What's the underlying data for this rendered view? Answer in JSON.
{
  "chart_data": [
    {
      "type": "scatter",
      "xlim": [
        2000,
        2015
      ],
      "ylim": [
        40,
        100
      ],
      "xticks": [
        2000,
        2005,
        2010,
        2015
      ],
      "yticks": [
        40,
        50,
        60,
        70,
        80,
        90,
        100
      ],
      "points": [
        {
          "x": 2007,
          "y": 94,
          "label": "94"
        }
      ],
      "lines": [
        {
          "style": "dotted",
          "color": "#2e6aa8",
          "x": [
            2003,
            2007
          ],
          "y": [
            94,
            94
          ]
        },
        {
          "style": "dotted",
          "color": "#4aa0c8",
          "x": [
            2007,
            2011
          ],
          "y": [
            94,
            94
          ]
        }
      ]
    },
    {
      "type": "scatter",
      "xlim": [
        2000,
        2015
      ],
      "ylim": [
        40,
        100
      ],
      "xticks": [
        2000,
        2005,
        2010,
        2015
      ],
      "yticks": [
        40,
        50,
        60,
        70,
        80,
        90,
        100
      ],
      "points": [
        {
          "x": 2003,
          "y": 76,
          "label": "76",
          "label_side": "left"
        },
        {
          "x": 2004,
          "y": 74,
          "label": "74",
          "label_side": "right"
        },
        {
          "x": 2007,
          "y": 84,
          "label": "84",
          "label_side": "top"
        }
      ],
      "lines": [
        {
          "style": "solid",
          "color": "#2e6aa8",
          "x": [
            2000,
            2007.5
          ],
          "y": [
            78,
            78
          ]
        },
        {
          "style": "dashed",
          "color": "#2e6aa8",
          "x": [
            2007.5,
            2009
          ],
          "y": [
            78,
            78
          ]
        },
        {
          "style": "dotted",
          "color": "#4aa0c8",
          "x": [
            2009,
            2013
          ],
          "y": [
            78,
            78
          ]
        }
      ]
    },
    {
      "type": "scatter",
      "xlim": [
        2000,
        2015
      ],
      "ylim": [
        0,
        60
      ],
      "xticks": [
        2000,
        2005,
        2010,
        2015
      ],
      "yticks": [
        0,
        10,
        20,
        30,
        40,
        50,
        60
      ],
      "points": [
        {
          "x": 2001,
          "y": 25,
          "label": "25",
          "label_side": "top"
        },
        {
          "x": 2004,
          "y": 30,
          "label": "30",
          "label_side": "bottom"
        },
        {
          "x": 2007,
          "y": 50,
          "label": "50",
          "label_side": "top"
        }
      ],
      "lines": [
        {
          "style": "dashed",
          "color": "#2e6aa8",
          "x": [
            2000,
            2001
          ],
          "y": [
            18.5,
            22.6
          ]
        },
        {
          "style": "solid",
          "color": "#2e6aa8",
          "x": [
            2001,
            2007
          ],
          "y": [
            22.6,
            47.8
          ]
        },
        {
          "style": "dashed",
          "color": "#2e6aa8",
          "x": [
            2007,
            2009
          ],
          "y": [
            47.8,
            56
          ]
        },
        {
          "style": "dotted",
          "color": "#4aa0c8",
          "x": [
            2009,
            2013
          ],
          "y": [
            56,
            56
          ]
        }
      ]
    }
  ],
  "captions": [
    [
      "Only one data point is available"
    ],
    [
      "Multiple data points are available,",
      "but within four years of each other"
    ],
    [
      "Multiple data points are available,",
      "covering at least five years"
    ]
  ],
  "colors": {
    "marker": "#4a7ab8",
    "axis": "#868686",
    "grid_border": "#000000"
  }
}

---

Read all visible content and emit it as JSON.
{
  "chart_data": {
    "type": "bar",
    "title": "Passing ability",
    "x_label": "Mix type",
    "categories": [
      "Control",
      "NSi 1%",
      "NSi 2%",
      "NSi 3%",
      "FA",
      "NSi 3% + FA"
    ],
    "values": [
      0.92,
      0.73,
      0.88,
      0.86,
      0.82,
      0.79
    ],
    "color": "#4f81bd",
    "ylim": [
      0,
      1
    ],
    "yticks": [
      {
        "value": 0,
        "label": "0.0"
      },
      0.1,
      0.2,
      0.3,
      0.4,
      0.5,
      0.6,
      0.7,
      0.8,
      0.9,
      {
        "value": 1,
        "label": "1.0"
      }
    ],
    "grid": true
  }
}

* * *

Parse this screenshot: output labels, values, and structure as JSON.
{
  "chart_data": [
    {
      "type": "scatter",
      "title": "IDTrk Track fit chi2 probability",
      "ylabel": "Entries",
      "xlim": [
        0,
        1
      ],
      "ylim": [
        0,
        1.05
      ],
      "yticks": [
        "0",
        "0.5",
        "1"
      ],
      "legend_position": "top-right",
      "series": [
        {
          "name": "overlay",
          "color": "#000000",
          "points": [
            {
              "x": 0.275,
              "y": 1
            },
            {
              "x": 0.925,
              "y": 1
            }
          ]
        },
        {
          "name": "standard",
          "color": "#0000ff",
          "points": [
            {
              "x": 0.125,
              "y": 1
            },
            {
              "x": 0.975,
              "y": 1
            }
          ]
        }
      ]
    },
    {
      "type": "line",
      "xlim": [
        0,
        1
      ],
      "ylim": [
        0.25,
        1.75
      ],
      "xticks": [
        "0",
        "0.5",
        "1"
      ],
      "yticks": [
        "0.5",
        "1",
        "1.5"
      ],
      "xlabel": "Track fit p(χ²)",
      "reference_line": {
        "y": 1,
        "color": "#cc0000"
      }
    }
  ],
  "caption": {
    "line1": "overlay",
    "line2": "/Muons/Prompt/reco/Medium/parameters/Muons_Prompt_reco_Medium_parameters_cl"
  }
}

» What you need to do
Say how many lines have the string "title" in them, offering no words beyond the number.

» Exercise solution
2